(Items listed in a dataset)
-*-

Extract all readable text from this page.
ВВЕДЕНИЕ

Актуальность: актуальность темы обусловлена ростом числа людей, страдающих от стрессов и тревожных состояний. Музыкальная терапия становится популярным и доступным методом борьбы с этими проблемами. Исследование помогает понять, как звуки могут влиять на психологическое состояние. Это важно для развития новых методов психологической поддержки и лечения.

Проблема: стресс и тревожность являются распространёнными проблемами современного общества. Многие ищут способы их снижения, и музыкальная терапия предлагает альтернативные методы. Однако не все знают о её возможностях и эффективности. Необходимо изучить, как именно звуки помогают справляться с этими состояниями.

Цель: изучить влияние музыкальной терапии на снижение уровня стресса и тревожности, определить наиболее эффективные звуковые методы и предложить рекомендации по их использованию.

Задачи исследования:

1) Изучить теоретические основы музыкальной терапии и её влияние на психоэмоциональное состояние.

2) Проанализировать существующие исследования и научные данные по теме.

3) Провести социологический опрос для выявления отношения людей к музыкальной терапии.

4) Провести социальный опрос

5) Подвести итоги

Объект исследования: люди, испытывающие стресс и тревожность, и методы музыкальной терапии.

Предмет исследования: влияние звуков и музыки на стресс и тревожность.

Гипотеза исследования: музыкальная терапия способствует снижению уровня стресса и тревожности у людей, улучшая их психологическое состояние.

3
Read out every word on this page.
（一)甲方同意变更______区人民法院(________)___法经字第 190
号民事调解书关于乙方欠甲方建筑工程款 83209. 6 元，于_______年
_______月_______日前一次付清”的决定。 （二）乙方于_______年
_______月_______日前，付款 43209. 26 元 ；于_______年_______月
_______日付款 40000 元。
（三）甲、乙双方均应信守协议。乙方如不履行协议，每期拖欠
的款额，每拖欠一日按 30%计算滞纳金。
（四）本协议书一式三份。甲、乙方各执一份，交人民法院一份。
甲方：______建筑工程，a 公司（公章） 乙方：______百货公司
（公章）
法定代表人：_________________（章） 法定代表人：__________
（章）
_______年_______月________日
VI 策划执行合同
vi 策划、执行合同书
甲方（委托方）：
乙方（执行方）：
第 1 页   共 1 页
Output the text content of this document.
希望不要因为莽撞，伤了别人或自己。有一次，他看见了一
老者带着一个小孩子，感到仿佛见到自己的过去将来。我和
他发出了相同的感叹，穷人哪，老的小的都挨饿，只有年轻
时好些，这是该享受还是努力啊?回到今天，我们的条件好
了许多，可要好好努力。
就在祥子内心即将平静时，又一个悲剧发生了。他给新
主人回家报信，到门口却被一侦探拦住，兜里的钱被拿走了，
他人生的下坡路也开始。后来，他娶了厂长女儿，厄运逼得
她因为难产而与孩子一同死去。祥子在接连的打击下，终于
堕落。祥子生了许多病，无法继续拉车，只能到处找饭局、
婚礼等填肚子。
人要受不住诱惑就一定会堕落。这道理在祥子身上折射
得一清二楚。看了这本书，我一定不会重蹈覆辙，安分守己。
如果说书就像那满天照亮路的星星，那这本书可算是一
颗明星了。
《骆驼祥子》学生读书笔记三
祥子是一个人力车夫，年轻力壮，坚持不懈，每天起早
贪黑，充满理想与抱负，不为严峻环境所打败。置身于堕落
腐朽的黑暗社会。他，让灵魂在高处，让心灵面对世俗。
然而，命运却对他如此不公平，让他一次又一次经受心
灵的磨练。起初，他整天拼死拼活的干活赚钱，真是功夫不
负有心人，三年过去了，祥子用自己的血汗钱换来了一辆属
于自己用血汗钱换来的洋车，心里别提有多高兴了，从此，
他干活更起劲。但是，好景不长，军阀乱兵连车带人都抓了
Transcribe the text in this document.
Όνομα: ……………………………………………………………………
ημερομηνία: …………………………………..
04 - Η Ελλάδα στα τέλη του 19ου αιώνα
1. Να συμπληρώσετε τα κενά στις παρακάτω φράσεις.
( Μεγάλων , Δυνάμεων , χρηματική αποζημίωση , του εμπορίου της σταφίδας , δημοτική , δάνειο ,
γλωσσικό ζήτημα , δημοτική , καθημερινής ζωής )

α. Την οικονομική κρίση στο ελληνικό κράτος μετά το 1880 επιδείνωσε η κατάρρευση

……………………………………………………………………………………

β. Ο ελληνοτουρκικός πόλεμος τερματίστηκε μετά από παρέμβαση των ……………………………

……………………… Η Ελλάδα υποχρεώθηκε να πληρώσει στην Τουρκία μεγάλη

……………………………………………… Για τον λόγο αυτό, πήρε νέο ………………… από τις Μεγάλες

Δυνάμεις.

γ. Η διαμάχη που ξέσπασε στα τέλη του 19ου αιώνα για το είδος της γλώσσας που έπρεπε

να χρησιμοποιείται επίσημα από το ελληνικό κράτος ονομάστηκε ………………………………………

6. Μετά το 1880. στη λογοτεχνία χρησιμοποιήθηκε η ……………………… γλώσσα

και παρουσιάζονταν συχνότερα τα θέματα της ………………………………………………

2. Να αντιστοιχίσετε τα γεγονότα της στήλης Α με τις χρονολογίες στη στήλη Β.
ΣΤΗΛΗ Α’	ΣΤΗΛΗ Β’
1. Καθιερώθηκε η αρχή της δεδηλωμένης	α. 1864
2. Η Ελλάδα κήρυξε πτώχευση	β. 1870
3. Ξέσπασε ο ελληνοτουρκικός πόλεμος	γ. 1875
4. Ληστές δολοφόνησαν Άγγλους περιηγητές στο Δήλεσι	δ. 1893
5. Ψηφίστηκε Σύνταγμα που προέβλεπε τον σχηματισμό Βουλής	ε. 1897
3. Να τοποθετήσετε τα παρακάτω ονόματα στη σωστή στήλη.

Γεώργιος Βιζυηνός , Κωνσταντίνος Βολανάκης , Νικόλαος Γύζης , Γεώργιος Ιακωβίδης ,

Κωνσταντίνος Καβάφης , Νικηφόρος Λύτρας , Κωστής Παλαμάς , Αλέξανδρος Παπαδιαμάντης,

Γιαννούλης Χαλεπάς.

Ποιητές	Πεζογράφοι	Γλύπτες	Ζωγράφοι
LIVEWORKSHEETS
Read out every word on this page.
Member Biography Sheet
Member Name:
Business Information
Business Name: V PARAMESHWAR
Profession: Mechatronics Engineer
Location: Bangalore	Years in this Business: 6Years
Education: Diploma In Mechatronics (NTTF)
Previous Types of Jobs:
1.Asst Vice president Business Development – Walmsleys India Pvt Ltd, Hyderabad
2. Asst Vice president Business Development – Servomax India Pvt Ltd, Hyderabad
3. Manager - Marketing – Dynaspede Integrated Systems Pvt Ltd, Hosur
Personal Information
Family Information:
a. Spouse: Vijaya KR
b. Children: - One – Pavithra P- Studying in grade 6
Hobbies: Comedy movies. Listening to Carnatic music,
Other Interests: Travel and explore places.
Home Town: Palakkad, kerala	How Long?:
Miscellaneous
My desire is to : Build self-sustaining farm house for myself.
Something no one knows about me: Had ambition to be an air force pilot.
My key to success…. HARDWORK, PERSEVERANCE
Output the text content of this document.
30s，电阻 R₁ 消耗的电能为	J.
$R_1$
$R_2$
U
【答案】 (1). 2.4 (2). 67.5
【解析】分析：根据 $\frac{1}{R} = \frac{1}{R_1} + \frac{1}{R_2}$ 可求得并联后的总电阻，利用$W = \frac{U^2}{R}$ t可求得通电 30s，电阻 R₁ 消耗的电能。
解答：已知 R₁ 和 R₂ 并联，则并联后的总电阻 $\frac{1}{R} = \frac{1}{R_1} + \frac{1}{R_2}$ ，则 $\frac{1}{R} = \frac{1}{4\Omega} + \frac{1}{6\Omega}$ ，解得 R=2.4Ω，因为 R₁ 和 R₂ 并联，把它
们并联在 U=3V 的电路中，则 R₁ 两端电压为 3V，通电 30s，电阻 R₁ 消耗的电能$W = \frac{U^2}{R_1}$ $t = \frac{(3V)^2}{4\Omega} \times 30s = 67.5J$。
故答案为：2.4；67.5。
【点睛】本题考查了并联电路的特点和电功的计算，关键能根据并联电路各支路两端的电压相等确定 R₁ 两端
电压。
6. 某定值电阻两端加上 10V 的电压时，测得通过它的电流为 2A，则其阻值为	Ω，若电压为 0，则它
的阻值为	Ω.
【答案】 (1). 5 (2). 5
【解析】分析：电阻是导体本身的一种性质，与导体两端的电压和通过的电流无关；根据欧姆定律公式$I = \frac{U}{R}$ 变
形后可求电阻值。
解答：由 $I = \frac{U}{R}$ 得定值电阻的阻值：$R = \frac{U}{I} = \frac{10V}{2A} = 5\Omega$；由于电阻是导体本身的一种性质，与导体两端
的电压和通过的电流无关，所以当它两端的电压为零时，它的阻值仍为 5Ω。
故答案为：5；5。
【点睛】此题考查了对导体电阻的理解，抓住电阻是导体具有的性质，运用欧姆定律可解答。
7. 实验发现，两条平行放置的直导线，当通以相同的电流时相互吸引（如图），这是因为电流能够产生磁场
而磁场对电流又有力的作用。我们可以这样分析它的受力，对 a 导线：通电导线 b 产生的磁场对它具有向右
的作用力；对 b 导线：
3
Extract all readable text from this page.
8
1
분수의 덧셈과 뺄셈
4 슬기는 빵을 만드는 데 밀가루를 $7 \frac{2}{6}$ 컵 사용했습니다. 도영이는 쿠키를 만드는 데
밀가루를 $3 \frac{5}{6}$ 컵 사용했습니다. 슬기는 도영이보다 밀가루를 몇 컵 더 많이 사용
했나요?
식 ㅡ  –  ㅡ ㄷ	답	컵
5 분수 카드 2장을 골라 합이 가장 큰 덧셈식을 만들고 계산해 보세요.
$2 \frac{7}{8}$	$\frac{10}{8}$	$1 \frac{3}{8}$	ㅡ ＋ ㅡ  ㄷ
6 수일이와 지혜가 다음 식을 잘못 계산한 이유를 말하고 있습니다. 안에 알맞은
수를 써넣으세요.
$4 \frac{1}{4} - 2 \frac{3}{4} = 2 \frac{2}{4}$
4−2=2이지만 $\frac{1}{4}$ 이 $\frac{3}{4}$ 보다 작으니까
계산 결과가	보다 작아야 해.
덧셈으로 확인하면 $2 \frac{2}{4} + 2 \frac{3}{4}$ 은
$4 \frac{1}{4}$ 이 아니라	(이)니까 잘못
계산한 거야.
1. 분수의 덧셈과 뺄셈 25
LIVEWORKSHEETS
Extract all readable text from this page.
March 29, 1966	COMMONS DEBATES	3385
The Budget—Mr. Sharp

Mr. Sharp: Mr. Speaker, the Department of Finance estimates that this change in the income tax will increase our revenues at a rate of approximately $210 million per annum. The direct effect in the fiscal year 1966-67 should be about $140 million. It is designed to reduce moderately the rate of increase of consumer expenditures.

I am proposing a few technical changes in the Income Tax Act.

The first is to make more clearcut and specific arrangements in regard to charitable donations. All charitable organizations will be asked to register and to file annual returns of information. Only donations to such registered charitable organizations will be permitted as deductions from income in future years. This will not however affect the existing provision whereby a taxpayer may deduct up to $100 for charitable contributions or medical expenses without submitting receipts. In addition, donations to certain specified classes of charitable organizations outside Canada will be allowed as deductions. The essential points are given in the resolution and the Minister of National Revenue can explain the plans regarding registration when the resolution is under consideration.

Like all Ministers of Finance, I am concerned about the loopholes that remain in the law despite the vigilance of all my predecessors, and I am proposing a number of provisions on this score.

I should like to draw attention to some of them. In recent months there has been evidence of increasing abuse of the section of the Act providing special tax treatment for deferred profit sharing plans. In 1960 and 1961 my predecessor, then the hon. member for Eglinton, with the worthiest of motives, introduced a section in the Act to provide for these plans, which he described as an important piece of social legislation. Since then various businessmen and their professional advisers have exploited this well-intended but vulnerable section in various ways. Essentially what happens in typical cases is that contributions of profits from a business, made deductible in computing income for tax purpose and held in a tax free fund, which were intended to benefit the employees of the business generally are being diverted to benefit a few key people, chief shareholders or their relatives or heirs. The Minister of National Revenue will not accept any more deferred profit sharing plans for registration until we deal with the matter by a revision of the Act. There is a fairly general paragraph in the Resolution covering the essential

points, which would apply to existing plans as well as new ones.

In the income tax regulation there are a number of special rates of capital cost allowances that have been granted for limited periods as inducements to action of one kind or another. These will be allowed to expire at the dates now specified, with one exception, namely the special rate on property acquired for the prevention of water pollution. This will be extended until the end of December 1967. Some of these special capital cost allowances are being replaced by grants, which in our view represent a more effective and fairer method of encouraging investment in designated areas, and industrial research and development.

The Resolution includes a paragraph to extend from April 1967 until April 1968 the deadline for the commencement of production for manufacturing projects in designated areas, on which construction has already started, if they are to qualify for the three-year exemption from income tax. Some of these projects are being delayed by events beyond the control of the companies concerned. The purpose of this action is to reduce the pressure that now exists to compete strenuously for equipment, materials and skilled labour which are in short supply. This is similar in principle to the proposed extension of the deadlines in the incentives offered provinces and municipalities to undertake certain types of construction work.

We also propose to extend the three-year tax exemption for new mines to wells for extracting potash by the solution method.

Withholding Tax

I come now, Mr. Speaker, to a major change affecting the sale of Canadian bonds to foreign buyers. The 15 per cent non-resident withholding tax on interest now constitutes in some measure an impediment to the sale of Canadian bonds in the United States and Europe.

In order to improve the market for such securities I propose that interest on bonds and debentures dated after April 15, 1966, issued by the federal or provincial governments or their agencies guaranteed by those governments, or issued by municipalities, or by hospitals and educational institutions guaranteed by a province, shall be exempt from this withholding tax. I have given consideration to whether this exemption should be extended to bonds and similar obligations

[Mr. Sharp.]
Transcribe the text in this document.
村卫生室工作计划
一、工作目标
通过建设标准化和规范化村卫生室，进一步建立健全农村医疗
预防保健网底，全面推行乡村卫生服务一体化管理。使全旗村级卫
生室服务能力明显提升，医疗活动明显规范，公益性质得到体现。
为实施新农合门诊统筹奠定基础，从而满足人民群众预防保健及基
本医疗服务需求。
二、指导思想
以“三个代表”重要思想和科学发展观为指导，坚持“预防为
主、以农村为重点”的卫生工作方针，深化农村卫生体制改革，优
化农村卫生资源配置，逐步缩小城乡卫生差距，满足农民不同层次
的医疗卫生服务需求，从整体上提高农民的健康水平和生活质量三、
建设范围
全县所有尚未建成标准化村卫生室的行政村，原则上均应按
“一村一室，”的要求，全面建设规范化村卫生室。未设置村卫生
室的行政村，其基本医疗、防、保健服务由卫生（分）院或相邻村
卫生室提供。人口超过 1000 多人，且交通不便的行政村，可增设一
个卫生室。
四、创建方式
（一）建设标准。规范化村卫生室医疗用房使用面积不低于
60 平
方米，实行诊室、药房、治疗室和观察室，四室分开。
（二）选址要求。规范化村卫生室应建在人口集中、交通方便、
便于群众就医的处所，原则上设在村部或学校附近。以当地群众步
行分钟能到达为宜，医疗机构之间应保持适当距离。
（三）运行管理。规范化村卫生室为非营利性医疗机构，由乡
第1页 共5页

-*-

▸ EXERCISE DESCRIPTION
Every line of the records that includes the word "τέλη" should be gathered.

▸ RESPONSE TO THE TASK
04 - Η Ελλάδα στα τέλη του 19ου αιώνα
γ. Η διαμάχη που ξέσπασε στα τέλη του 19ου αιώνα για το είδος της γλώσσας που έπρεπε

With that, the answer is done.